Your task is to filter the data below down to the lines holding "people".

--------------------------------

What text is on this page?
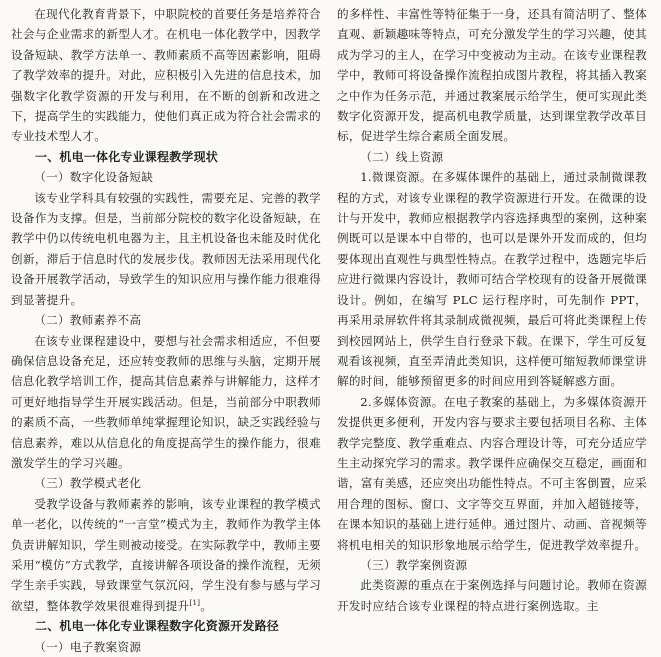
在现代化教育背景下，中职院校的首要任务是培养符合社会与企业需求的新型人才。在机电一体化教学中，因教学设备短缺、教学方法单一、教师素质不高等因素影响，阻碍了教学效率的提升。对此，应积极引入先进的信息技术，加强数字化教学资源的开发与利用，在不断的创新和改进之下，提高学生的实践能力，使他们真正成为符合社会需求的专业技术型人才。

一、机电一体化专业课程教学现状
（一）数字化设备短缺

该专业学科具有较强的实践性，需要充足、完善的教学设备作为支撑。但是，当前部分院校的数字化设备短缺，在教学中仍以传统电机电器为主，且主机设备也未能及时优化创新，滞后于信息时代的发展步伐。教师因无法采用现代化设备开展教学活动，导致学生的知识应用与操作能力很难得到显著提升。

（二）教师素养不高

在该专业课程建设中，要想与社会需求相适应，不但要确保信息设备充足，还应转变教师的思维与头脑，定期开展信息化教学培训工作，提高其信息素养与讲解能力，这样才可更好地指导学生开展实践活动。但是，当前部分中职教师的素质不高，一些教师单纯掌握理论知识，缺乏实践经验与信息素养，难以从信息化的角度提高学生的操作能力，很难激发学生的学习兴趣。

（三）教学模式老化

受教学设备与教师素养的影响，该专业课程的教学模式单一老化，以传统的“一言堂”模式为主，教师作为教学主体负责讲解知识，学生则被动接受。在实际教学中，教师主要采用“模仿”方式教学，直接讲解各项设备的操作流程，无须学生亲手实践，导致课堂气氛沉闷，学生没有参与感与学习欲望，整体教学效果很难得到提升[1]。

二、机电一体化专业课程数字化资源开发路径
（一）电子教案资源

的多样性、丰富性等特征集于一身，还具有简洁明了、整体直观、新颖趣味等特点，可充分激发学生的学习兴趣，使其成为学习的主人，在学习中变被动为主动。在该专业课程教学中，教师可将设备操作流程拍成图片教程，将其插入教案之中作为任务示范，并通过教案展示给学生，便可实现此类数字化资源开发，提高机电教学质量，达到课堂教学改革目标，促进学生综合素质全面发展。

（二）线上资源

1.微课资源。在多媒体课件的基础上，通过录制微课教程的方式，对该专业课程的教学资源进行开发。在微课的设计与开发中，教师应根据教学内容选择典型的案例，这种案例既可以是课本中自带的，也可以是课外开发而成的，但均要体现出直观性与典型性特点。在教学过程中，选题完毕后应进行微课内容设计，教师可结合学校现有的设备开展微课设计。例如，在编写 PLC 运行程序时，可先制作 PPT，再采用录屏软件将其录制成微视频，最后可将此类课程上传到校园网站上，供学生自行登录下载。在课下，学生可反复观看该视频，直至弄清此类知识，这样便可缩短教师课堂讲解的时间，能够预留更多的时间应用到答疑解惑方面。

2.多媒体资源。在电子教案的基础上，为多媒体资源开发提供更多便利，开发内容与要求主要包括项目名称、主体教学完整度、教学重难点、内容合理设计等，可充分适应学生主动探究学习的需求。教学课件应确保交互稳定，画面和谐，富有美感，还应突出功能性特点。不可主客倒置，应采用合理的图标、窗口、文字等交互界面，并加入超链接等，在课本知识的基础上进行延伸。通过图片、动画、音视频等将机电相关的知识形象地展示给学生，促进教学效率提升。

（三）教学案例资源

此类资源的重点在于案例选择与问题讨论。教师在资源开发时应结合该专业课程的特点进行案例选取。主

--------------------------------

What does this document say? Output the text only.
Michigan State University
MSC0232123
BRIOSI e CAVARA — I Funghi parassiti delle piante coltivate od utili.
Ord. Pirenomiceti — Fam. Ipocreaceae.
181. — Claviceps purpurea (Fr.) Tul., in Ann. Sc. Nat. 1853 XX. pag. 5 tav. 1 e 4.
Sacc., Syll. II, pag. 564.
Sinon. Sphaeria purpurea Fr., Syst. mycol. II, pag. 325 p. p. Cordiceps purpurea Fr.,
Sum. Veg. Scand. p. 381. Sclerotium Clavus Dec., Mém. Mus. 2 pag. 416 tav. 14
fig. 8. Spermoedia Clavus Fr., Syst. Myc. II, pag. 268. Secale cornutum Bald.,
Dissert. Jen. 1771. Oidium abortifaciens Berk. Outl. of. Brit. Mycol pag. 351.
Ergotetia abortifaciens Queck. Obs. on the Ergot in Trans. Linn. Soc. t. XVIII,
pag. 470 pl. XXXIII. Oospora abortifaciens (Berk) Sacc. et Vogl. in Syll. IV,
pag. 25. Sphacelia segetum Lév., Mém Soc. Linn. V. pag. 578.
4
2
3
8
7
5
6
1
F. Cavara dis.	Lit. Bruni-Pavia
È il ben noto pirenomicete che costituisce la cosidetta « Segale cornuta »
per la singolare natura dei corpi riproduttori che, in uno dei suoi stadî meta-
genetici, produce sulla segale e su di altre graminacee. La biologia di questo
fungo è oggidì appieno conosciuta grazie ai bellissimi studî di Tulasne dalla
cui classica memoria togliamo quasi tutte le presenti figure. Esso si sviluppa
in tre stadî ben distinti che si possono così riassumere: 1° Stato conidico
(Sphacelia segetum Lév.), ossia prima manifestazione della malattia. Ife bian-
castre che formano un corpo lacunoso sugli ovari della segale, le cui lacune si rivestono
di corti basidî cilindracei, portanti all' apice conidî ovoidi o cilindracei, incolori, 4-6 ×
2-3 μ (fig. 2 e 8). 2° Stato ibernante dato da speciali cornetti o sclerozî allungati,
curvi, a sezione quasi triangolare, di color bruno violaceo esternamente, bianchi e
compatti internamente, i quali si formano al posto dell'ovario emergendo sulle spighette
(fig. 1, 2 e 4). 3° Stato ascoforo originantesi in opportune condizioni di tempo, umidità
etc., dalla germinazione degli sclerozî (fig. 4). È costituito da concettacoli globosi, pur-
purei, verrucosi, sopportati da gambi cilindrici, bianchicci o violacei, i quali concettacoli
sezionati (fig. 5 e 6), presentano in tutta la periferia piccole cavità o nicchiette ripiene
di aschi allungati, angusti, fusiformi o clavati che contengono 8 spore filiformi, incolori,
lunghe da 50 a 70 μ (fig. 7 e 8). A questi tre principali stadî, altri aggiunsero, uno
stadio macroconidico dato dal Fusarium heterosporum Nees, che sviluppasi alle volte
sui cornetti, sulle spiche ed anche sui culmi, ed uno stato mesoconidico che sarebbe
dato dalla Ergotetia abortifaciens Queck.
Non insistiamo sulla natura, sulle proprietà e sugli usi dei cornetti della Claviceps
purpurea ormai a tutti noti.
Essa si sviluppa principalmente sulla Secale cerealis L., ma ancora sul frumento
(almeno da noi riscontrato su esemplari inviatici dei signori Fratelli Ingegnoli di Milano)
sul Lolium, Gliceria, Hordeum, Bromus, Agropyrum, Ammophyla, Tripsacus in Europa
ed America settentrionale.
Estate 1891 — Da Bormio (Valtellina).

--------------------------------

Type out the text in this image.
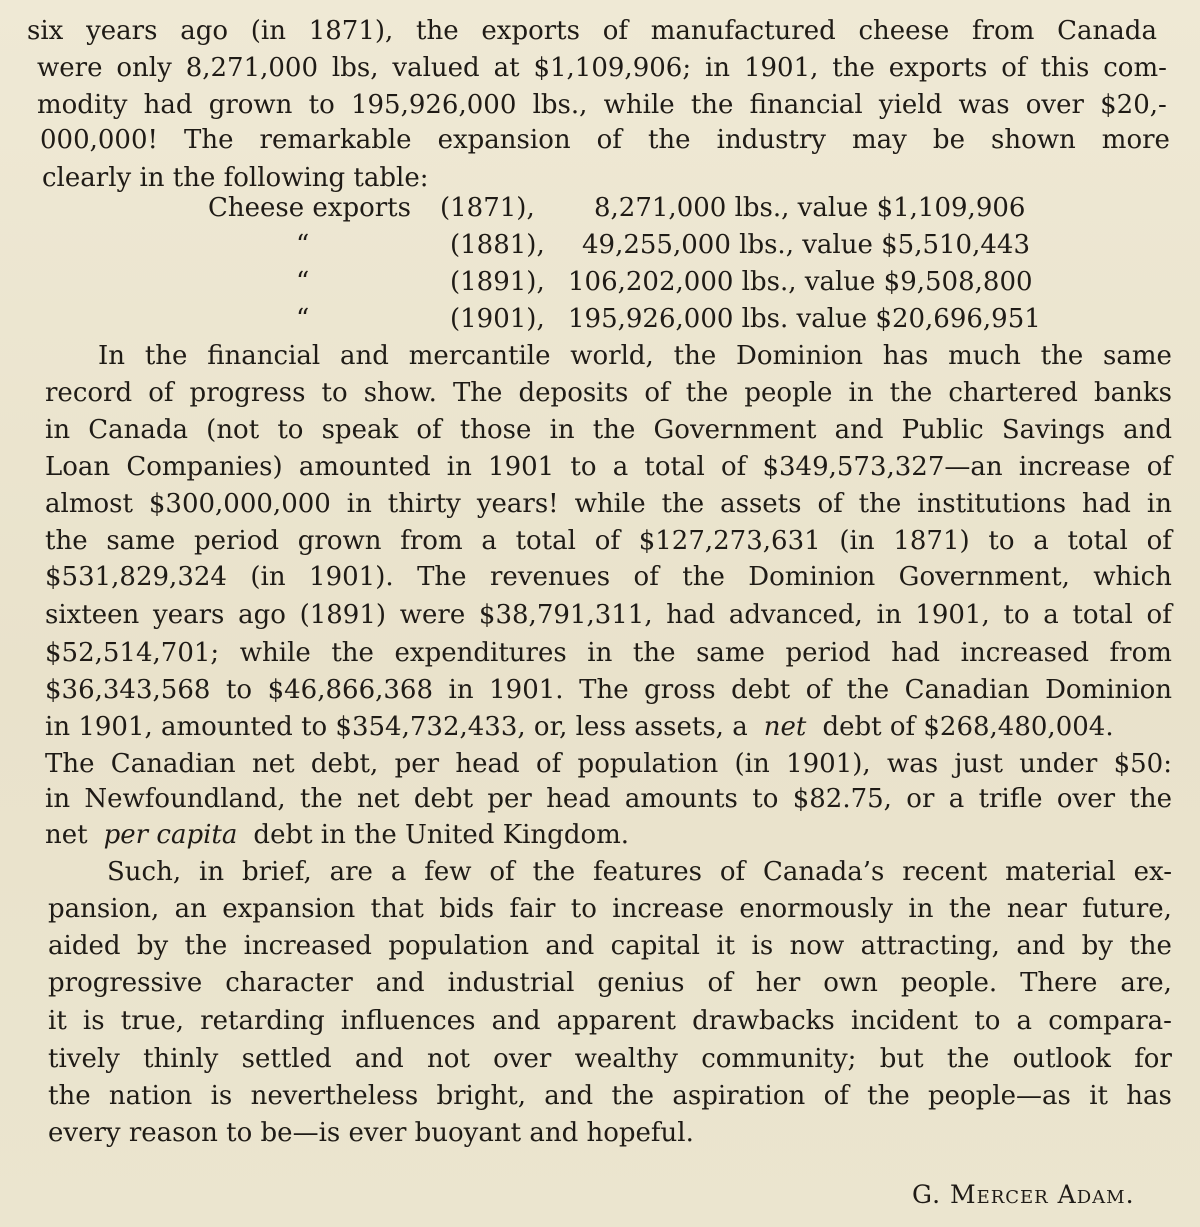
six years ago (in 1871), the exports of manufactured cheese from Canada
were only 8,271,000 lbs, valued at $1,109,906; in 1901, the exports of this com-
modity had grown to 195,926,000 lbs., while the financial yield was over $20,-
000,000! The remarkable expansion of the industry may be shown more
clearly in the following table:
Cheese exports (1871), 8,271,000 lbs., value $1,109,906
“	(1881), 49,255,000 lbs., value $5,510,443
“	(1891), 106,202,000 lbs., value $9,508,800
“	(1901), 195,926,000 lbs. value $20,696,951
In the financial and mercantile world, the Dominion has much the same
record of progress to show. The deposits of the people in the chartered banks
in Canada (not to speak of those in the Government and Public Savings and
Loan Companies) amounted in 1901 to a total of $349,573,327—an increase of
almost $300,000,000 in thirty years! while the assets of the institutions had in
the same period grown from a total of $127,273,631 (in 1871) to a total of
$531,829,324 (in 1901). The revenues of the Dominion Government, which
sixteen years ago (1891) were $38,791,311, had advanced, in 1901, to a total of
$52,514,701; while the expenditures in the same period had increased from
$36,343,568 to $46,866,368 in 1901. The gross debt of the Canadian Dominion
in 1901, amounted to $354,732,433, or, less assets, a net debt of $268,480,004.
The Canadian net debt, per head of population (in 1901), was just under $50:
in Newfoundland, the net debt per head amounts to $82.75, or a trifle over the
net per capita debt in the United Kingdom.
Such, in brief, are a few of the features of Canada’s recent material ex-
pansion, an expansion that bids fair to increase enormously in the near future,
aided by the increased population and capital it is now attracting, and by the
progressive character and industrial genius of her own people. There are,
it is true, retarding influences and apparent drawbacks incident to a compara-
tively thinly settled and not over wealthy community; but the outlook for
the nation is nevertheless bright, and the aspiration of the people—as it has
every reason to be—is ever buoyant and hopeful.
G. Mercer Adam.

--------------------------------

Worked answer:
record of progress to show. The deposits of the people in the chartered banks
progressive character and industrial genius of her own people. There are,
the nation is nevertheless bright, and the aspiration of the people—as it has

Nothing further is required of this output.